### Entries

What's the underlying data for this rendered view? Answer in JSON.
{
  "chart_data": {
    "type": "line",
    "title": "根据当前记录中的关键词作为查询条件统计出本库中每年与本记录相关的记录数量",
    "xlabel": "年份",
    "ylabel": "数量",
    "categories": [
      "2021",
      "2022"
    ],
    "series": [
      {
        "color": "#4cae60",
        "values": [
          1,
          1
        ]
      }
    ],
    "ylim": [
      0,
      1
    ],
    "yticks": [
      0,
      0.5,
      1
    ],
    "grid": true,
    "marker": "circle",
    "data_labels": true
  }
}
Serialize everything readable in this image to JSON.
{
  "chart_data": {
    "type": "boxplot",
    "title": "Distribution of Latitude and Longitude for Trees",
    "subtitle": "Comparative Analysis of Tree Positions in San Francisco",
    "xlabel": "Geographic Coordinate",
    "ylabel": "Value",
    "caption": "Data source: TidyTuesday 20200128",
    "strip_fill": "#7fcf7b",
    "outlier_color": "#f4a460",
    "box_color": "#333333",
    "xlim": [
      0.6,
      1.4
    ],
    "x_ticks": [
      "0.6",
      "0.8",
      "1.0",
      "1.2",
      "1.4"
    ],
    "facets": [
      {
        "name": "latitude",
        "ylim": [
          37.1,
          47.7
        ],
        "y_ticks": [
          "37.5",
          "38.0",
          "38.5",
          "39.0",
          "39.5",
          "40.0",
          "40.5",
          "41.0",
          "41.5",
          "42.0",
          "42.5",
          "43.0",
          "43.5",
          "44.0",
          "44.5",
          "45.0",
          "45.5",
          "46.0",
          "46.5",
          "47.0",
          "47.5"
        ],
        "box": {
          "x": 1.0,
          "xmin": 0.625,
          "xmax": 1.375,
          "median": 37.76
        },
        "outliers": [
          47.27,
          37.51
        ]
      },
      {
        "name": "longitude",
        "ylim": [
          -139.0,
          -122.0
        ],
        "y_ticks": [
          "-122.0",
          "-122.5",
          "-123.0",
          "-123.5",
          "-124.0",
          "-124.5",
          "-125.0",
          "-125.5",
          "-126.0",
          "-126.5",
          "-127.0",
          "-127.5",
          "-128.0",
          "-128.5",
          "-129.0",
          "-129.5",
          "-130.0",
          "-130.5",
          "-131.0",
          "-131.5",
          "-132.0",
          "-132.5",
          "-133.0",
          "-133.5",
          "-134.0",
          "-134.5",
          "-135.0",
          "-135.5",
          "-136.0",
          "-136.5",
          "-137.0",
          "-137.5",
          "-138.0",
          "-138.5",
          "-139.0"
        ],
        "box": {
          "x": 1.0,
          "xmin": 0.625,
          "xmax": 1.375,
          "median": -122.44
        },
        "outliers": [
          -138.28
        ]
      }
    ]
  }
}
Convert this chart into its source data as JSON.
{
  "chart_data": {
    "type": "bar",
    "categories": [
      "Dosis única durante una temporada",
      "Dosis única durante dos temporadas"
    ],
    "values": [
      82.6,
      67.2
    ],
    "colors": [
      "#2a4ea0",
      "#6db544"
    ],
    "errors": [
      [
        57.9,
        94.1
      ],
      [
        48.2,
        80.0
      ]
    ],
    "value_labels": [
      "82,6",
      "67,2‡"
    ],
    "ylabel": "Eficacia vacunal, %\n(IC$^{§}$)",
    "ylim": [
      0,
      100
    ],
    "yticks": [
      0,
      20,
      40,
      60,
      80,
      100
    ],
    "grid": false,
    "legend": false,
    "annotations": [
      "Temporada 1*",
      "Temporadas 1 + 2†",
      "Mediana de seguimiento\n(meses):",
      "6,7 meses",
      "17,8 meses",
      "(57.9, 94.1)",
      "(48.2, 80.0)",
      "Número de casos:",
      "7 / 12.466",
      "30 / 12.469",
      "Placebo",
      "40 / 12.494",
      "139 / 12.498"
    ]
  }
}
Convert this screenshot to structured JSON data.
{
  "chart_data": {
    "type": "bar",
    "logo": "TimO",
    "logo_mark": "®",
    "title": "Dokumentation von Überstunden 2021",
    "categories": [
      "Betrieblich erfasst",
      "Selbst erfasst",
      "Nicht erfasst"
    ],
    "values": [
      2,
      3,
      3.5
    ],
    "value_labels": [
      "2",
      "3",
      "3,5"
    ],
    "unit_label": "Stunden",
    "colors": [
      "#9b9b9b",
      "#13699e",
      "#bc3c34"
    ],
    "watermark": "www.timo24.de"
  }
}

### Job
Extract the whole listing, character for character.

### Solution to the problem
What's the underlying data for this rendered view? Answer in JSON.
{
  "chart_data": {
    "type": "line",
    "title": "根据当前记录中的关键词作为查询条件统计出本库中每年与本记录相关的记录数量",
    "xlabel": "年份",
    "ylabel": "数量",
    "categories": [
      "2021",
      "2022"
    ],
    "series": [
      {
        "color": "#4cae60",
        "values": [
          1,
          1
        ]
      }
    ],
    "ylim": [
      0,
      1
    ],
    "yticks": [
      0,
      0.5,
      1
    ],
    "grid": true,
    "marker": "circle",
    "data_labels": true
  }
}
Serialize everything readable in this image to JSON.
{
  "chart_data": {
    "type": "boxplot",
    "title": "Distribution of Latitude and Longitude for Trees",
    "subtitle": "Comparative Analysis of Tree Positions in San Francisco",
    "xlabel": "Geographic Coordinate",
    "ylabel": "Value",
    "caption": "Data source: TidyTuesday 20200128",
    "strip_fill": "#7fcf7b",
    "outlier_color": "#f4a460",
    "box_color": "#333333",
    "xlim": [
      0.6,
      1.4
    ],
    "x_ticks": [
      "0.6",
      "0.8",
      "1.0",
      "1.2",
      "1.4"
    ],
    "facets": [
      {
        "name": "latitude",
        "ylim": [
          37.1,
          47.7
        ],
        "y_ticks": [
          "37.5",
          "38.0",
          "38.5",
          "39.0",
          "39.5",
          "40.0",
          "40.5",
          "41.0",
          "41.5",
          "42.0",
          "42.5",
          "43.0",
          "43.5",
          "44.0",
          "44.5",
          "45.0",
          "45.5",
          "46.0",
          "46.5",
          "47.0",
          "47.5"
        ],
        "box": {
          "x": 1.0,
          "xmin": 0.625,
          "xmax": 1.375,
          "median": 37.76
        },
        "outliers": [
          47.27,
          37.51
        ]
      },
      {
        "name": "longitude",
        "ylim": [
          -139.0,
          -122.0
        ],
        "y_ticks": [
          "-122.0",
          "-122.5",
          "-123.0",
          "-123.5",
          "-124.0",
          "-124.5",
          "-125.0",
          "-125.5",
          "-126.0",
          "-126.5",
          "-127.0",
          "-127.5",
          "-128.0",
          "-128.5",
          "-129.0",
          "-129.5",
          "-130.0",
          "-130.5",
          "-131.0",
          "-131.5",
          "-132.0",
          "-132.5",
          "-133.0",
          "-133.5",
          "-134.0",
          "-134.5",
          "-135.0",
          "-135.5",
          "-136.0",
          "-136.5",
          "-137.0",
          "-137.5",
          "-138.0",
          "-138.5",
          "-139.0"
        ],
        "box": {
          "x": 1.0,
          "xmin": 0.625,
          "xmax": 1.375,
          "median": -122.44
        },
        "outliers": [
          -138.28
        ]
      }
    ]
  }
}
Convert this chart into its source data as JSON.
{
  "chart_data": {
    "type": "bar",
    "categories": [
      "Dosis única durante una temporada",
      "Dosis única durante dos temporadas"
    ],
    "values": [
      82.6,
      67.2
    ],
    "colors": [
      "#2a4ea0",
      "#6db544"
    ],
    "errors": [
      [
        57.9,
        94.1
      ],
      [
        48.2,
        80.0
      ]
    ],
    "value_labels": [
      "82,6",
      "67,2‡"
    ],
    "ylabel": "Eficacia vacunal, %\n(IC$^{§}$)",
    "ylim": [
      0,
      100
    ],
    "yticks": [
      0,
      20,
      40,
      60,
      80,
      100
    ],
    "grid": false,
    "legend": false,
    "annotations": [
      "Temporada 1*",
      "Temporadas 1 + 2†",
      "Mediana de seguimiento\n(meses):",
      "6,7 meses",
      "17,8 meses",
      "(57.9, 94.1)",
      "(48.2, 80.0)",
      "Número de casos:",
      "7 / 12.466",
      "30 / 12.469",
      "Placebo",
      "40 / 12.494",
      "139 / 12.498"
    ]
  }
}
Convert this screenshot to structured JSON data.
{
  "chart_data": {
    "type": "bar",
    "logo": "TimO",
    "logo_mark": "®",
    "title": "Dokumentation von Überstunden 2021",
    "categories": [
      "Betrieblich erfasst",
      "Selbst erfasst",
      "Nicht erfasst"
    ],
    "values": [
      2,
      3,
      3.5
    ],
    "value_labels": [
      "2",
      "3",
      "3,5"
    ],
    "unit_label": "Stunden",
    "colors": [
      "#9b9b9b",
      "#13699e",
      "#bc3c34"
    ],
    "watermark": "www.timo24.de"
  }
}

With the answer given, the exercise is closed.